Dataset content:
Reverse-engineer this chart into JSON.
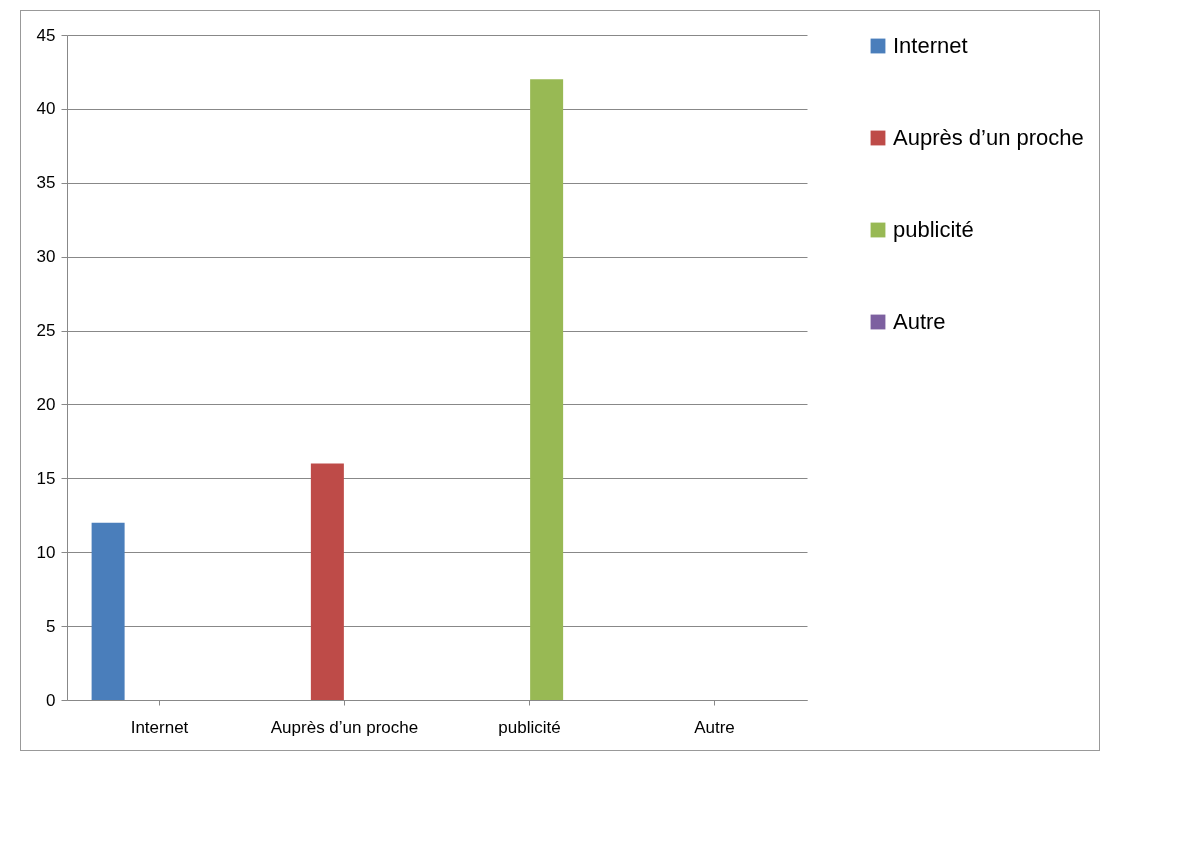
{
  "chart_data": {
    "type": "bar",
    "categories": [
      "Internet",
      "Auprès d’un proche",
      "publicité",
      "Autre"
    ],
    "series": [
      {
        "name": "Internet",
        "color": "#4a7ebb",
        "values": [
          12,
          null,
          null,
          null
        ]
      },
      {
        "name": "Auprès d’un proche",
        "color": "#be4b48",
        "values": [
          null,
          16,
          null,
          null
        ]
      },
      {
        "name": "publicité",
        "color": "#98b954",
        "values": [
          null,
          null,
          42,
          null
        ]
      },
      {
        "name": "Autre",
        "color": "#7d60a0",
        "values": [
          null,
          null,
          null,
          0
        ]
      }
    ],
    "ylim": [
      0,
      45
    ],
    "yticks": [
      0,
      5,
      10,
      15,
      20,
      25,
      30,
      35,
      40,
      45
    ],
    "grid": "y",
    "legend": "right"
  }
}
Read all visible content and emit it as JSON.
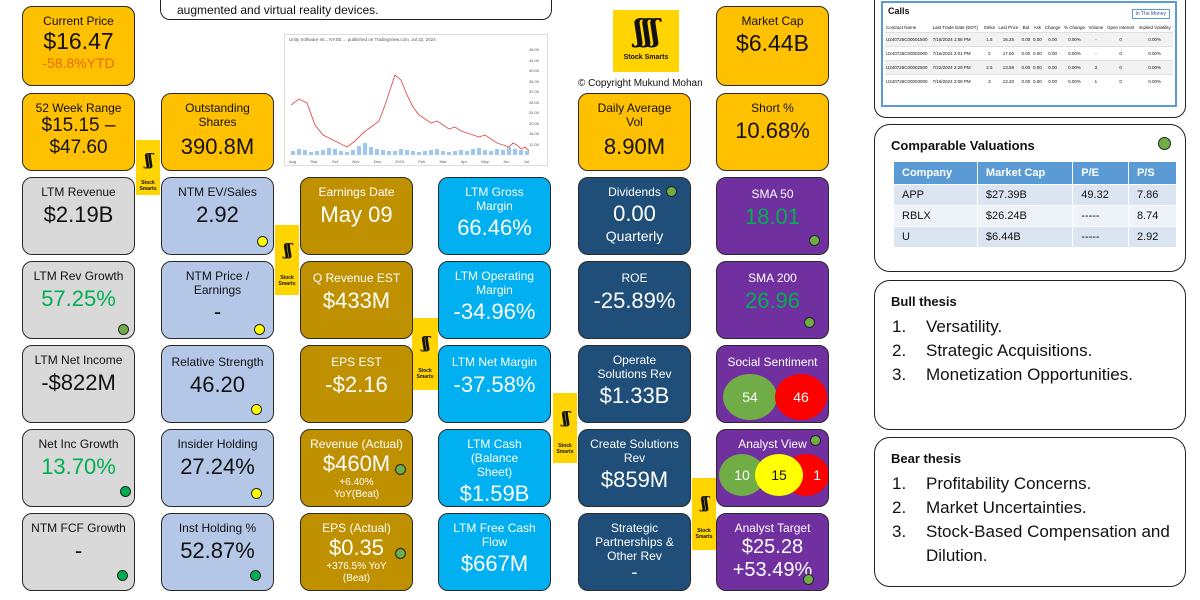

Short task:
Leaving out the pictures, repeat the data above exactly.

Exercise response:
Reverse-engineer this chart into JSON.
{
  "chart_data": {
    "type": "bar",
    "categories": [
      "Internet",
      "Auprès d’un proche",
      "publicité",
      "Autre"
    ],
    "series": [
      {
        "name": "Internet",
        "color": "#4a7ebb",
        "values": [
          12,
          null,
          null,
          null
        ]
      },
      {
        "name": "Auprès d’un proche",
        "color": "#be4b48",
        "values": [
          null,
          16,
          null,
          null
        ]
      },
      {
        "name": "publicité",
        "color": "#98b954",
        "values": [
          null,
          null,
          42,
          null
        ]
      },
      {
        "name": "Autre",
        "color": "#7d60a0",
        "values": [
          null,
          null,
          null,
          0
        ]
      }
    ],
    "ylim": [
      0,
      45
    ],
    "yticks": [
      0,
      5,
      10,
      15,
      20,
      25,
      30,
      35,
      40,
      45
    ],
    "grid": "y",
    "legend": "right"
  }
}
Read all visible content and emit it as JSON.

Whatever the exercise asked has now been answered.